EXERCISE DIRECTIONS: Below are some records. How many of their lines contain the string "Demartravion"? Give the number only.

Collected data:
::::

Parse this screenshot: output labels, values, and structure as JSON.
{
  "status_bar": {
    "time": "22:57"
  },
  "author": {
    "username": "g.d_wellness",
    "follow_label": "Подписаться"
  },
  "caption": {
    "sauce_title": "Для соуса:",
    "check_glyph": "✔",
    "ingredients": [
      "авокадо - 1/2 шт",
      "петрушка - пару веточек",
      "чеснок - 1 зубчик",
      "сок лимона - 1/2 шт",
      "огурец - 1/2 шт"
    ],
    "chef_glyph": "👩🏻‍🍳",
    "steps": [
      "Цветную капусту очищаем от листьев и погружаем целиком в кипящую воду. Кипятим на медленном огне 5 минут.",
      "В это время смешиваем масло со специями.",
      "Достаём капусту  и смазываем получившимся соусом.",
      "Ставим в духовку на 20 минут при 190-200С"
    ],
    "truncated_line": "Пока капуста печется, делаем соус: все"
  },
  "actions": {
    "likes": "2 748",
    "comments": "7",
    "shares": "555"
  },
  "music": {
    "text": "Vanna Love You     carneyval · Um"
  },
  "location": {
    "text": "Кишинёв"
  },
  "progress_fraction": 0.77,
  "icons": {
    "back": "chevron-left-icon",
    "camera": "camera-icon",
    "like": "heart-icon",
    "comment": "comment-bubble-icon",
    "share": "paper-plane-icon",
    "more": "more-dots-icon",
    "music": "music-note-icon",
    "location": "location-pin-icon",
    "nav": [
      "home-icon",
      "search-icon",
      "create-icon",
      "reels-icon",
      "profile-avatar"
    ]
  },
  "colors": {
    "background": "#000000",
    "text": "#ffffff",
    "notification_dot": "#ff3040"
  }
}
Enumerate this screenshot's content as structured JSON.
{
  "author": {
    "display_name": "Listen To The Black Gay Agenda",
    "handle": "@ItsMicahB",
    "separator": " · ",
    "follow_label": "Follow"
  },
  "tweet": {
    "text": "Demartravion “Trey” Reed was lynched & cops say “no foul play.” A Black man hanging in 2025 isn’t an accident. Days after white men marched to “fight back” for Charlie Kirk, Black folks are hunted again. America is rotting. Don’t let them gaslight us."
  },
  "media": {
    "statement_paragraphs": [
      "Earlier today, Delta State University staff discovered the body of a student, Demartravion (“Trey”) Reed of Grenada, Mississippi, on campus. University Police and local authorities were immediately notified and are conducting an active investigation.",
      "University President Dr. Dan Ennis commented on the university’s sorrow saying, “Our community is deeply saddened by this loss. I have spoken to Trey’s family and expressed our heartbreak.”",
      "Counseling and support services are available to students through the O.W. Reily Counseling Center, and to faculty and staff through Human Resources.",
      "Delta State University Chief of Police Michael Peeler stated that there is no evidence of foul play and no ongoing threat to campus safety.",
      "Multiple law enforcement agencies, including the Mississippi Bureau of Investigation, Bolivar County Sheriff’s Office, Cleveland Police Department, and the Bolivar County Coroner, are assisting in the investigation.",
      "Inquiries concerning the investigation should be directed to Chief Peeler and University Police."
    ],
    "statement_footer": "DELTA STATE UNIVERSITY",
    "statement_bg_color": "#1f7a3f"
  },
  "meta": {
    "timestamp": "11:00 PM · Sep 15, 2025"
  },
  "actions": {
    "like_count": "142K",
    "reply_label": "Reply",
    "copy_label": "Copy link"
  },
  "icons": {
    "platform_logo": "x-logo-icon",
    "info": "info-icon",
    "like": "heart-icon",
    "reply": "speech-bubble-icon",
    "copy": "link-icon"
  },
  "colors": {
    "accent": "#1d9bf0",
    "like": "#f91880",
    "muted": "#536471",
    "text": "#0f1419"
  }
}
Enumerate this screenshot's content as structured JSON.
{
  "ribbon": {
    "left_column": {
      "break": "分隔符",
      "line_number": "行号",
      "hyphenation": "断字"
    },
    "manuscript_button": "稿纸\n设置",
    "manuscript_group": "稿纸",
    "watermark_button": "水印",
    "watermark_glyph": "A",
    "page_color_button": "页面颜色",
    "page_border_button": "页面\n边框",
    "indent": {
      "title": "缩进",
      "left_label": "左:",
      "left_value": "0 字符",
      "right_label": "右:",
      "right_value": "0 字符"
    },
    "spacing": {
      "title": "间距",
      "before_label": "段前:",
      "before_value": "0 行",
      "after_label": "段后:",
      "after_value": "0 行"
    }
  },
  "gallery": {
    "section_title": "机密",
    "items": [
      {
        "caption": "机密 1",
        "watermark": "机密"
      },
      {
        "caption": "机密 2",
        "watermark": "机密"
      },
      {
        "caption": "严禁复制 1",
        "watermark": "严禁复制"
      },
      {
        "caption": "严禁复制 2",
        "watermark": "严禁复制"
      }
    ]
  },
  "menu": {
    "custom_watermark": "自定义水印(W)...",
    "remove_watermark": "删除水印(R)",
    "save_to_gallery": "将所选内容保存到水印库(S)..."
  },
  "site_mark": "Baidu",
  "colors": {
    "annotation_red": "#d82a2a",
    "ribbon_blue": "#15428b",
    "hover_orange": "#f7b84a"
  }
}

::::

COMPLETED EXERCISE: 2